### Data in this exercise

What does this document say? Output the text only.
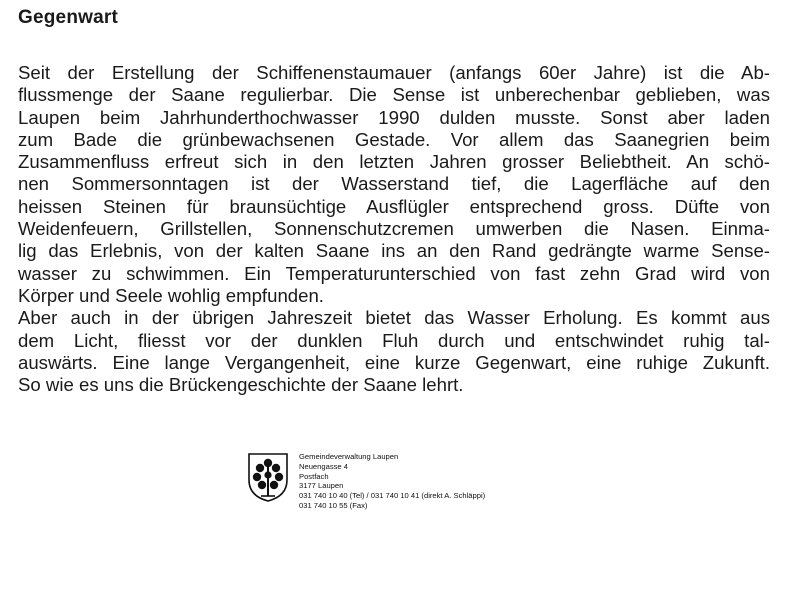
Gegenwart
Seit der Erstellung der Schiffenenstaumauer (anfangs 60er Jahre) ist die Ab-
flussmenge der Saane regulierbar. Die Sense ist unberechenbar geblieben, was
Laupen beim Jahrhunderthochwasser 1990 dulden musste. Sonst aber laden
zum Bade die grünbewachsenen Gestade. Vor allem das Saanegrien beim
Zusammenfluss erfreut sich in den letzten Jahren grosser Beliebtheit. An schö-
nen Sommersonntagen ist der Wasserstand tief, die Lagerfläche auf den
heissen Steinen für braunsüchtige Ausflügler entsprechend gross. Düfte von
Weidenfeuern, Grillstellen, Sonnenschutzcremen umwerben die Nasen. Einma-
lig das Erlebnis, von der kalten Saane ins an den Rand gedrängte warme Sense-
wasser zu schwimmen. Ein Temperaturunterschied von fast zehn Grad wird von
Körper und Seele wohlig empfunden.
Aber auch in der übrigen Jahreszeit bietet das Wasser Erholung. Es kommt aus
dem Licht, fliesst vor der dunklen Fluh durch und entschwindet ruhig tal-
auswärts. Eine lange Vergangenheit, eine kurze Gegenwart, eine ruhige Zukunft.
So wie es uns die Brückengeschichte der Saane lehrt.
Gemeindeverwaltung Laupen
Neuengasse 4
Postfach
3177 Laupen
031 740 10 40 (Tel) / 031 740 10 41 (direkt A. Schläppi)
031 740 10 55 (Fax)
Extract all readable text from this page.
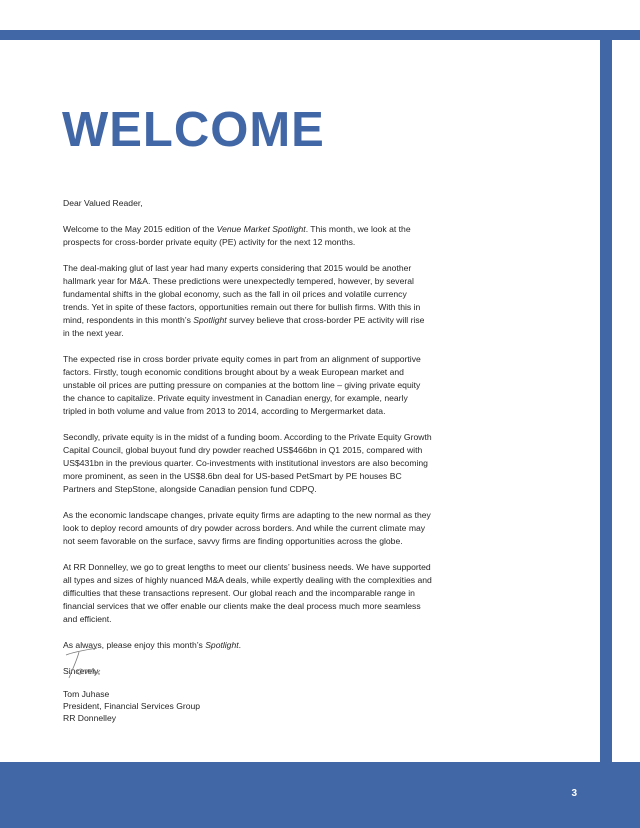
3
WELCOME

Dear Valued Reader,

Welcome to the May 2015 edition of the Venue Market Spotlight. This month, we look at the prospects for cross-border private equity (PE) activity for the next 12 months.

The deal-making glut of last year had many experts considering that 2015 would be another hallmark year for M&A. These predictions were unexpectedly tempered, however, by several fundamental shifts in the global economy, such as the fall in oil prices and volatile currency trends. Yet in spite of these factors, opportunities remain out there for bullish firms. With this in mind, respondents in this month’s Spotlight survey believe that cross-border PE activity will rise in the next year.

The expected rise in cross border private equity comes in part from an alignment of supportive factors. Firstly, tough economic conditions brought about by a weak European market and unstable oil prices are putting pressure on companies at the bottom line – giving private equity the chance to capitalize. Private equity investment in Canadian energy, for example, nearly tripled in both volume and value from 2013 to 2014, according to Mergermarket data.

Secondly, private equity is in the midst of a funding boom. According to the Private Equity Growth Capital Council, global buyout fund dry powder reached US$466bn in Q1 2015, compared with US$431bn in the previous quarter. Co-investments with institutional investors are also becoming more prominent, as seen in the US$8.6bn deal for US-based PetSmart by PE houses BC Partners and StepStone, alongside Canadian pension fund CDPQ.

As the economic landscape changes, private equity firms are adapting to the new normal as they look to deploy record amounts of dry powder across borders. And while the current climate may not seem favorable on the surface, savvy firms are finding opportunities across the globe.

At RR Donnelley, we go to great lengths to meet our clients’ business needs. We have supported all types and sizes of highly nuanced M&A deals, while expertly dealing with the complexities and difficulties that these transactions represent. Our global reach and the incomparable range in financial services that we offer enable our clients make the deal process much more seamless and efficient.

As always, please enjoy this month’s Spotlight.

Sincerely,

Tom Juhase
President, Financial Services Group
RR Donnelley
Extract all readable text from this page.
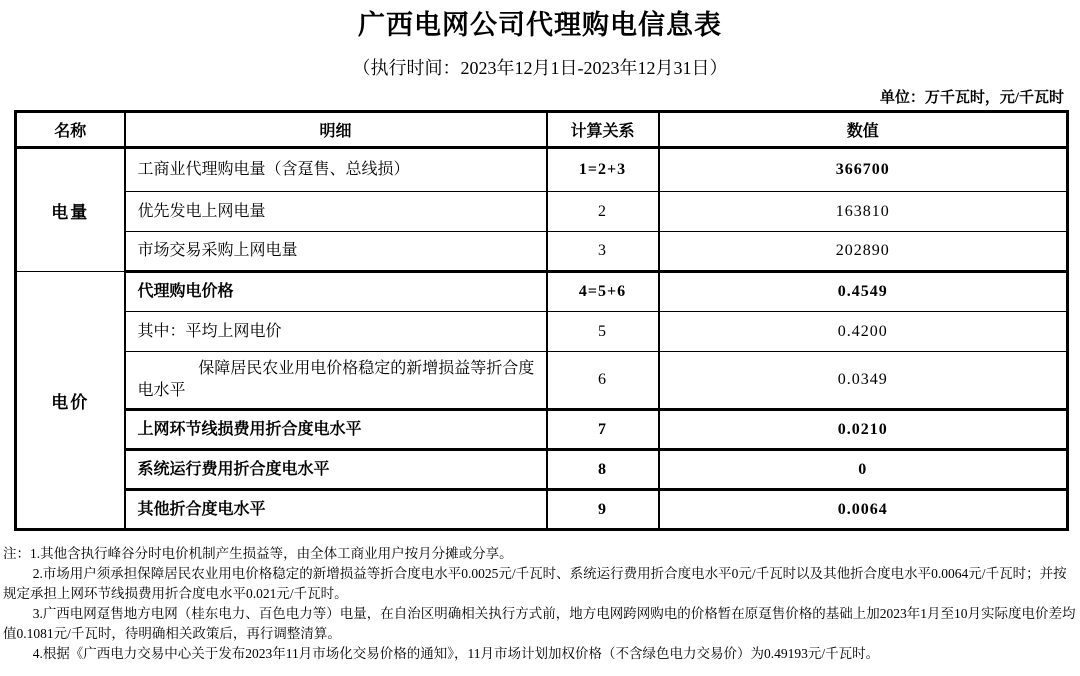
广西电网公司代理购电信息表
（执行时间：2023年12月1日-2023年12月31日）
单位：万千瓦时，元/千瓦时
名称	明细	计算关系	数值
电量	工商业代理购电量（含趸售、总线损）	1=2+3	366700
	优先发电上网电量	2	163810
	市场交易采购上网电量	3	202890
电价	代理购电价格	4=5+6	0.4549
	其中：平均上网电价	5	0.4200
	保障居民农业用电价格稳定的新增损益等折合度电水平	6	0.0349
	上网环节线损费用折合度电水平	7	0.0210
	系统运行费用折合度电水平	8	0
	其他折合度电水平	9	0.0064
注：1.其他含执行峰谷分时电价机制产生损益等，由全体工商业用户按月分摊或分享。
2.市场用户须承担保障居民农业用电价格稳定的新增损益等折合度电水平0.0025元/千瓦时、系统运行费用折合度电水平0元/千瓦时以及其他折合度电水平0.0064元/千瓦时；并按规定承担上网环节线损费用折合度电水平0.021元/千瓦时。
3.广西电网趸售地方电网（桂东电力、百色电力等）电量，在自治区明确相关执行方式前，地方电网跨网购电的价格暂在原趸售价格的基础上加2023年1月至10月实际度电价差均值0.1081元/千瓦时，待明确相关政策后，再行调整清算。
4.根据《广西电力交易中心关于发布2023年11月市场化交易价格的通知》，11月市场计划加权价格（不含绿色电力交易价）为0.49193元/千瓦时。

######

§ **Goal**:
The pictures in the entries should be left out; output everything else exactly.

§ **Solution to this exercise**:
What does this document say? Output the text only.
Gegenwart
Seit der Erstellung der Schiffenenstaumauer (anfangs 60er Jahre) ist die Ab-
flussmenge der Saane regulierbar. Die Sense ist unberechenbar geblieben, was
Laupen beim Jahrhunderthochwasser 1990 dulden musste. Sonst aber laden
zum Bade die grünbewachsenen Gestade. Vor allem das Saanegrien beim
Zusammenfluss erfreut sich in den letzten Jahren grosser Beliebtheit. An schö-
nen Sommersonntagen ist der Wasserstand tief, die Lagerfläche auf den
heissen Steinen für braunsüchtige Ausflügler entsprechend gross. Düfte von
Weidenfeuern, Grillstellen, Sonnenschutzcremen umwerben die Nasen. Einma-
lig das Erlebnis, von der kalten Saane ins an den Rand gedrängte warme Sense-
wasser zu schwimmen. Ein Temperaturunterschied von fast zehn Grad wird von
Körper und Seele wohlig empfunden.
Aber auch in der übrigen Jahreszeit bietet das Wasser Erholung. Es kommt aus
dem Licht, fliesst vor der dunklen Fluh durch und entschwindet ruhig tal-
auswärts. Eine lange Vergangenheit, eine kurze Gegenwart, eine ruhige Zukunft.
So wie es uns die Brückengeschichte der Saane lehrt.
Gemeindeverwaltung Laupen
Neuengasse 4
Postfach
3177 Laupen
031 740 10 40 (Tel) / 031 740 10 41 (direkt A. Schläppi)
031 740 10 55 (Fax)
Extract all readable text from this page.
3
WELCOME

Dear Valued Reader,

Welcome to the May 2015 edition of the Venue Market Spotlight. This month, we look at the prospects for cross-border private equity (PE) activity for the next 12 months.

The deal-making glut of last year had many experts considering that 2015 would be another hallmark year for M&A. These predictions were unexpectedly tempered, however, by several fundamental shifts in the global economy, such as the fall in oil prices and volatile currency trends. Yet in spite of these factors, opportunities remain out there for bullish firms. With this in mind, respondents in this month’s Spotlight survey believe that cross-border PE activity will rise in the next year.

The expected rise in cross border private equity comes in part from an alignment of supportive factors. Firstly, tough economic conditions brought about by a weak European market and unstable oil prices are putting pressure on companies at the bottom line – giving private equity the chance to capitalize. Private equity investment in Canadian energy, for example, nearly tripled in both volume and value from 2013 to 2014, according to Mergermarket data.

Secondly, private equity is in the midst of a funding boom. According to the Private Equity Growth Capital Council, global buyout fund dry powder reached US$466bn in Q1 2015, compared with US$431bn in the previous quarter. Co-investments with institutional investors are also becoming more prominent, as seen in the US$8.6bn deal for US-based PetSmart by PE houses BC Partners and StepStone, alongside Canadian pension fund CDPQ.

As the economic landscape changes, private equity firms are adapting to the new normal as they look to deploy record amounts of dry powder across borders. And while the current climate may not seem favorable on the surface, savvy firms are finding opportunities across the globe.

At RR Donnelley, we go to great lengths to meet our clients’ business needs. We have supported all types and sizes of highly nuanced M&A deals, while expertly dealing with the complexities and difficulties that these transactions represent. Our global reach and the incomparable range in financial services that we offer enable our clients make the deal process much more seamless and efficient.

As always, please enjoy this month’s Spotlight.

Sincerely,

Tom Juhase
President, Financial Services Group
RR Donnelley
Extract all readable text from this page.
广西电网公司代理购电信息表
（执行时间：2023年12月1日-2023年12月31日）
单位：万千瓦时，元/千瓦时
名称	明细	计算关系	数值
电量	工商业代理购电量（含趸售、总线损）	1=2+3	366700
	优先发电上网电量	2	163810
	市场交易采购上网电量	3	202890
电价	代理购电价格	4=5+6	0.4549
	其中：平均上网电价	5	0.4200
	保障居民农业用电价格稳定的新增损益等折合度电水平	6	0.0349
	上网环节线损费用折合度电水平	7	0.0210
	系统运行费用折合度电水平	8	0
	其他折合度电水平	9	0.0064
注：1.其他含执行峰谷分时电价机制产生损益等，由全体工商业用户按月分摊或分享。
2.市场用户须承担保障居民农业用电价格稳定的新增损益等折合度电水平0.0025元/千瓦时、系统运行费用折合度电水平0元/千瓦时以及其他折合度电水平0.0064元/千瓦时；并按规定承担上网环节线损费用折合度电水平0.021元/千瓦时。
3.广西电网趸售地方电网（桂东电力、百色电力等）电量，在自治区明确相关执行方式前，地方电网跨网购电的价格暂在原趸售价格的基础上加2023年1月至10月实际度电价差均值0.1081元/千瓦时，待明确相关政策后，再行调整清算。
4.根据《广西电力交易中心关于发布2023年11月市场化交易价格的通知》，11月市场计划加权价格（不含绿色电力交易价）为0.49193元/千瓦时。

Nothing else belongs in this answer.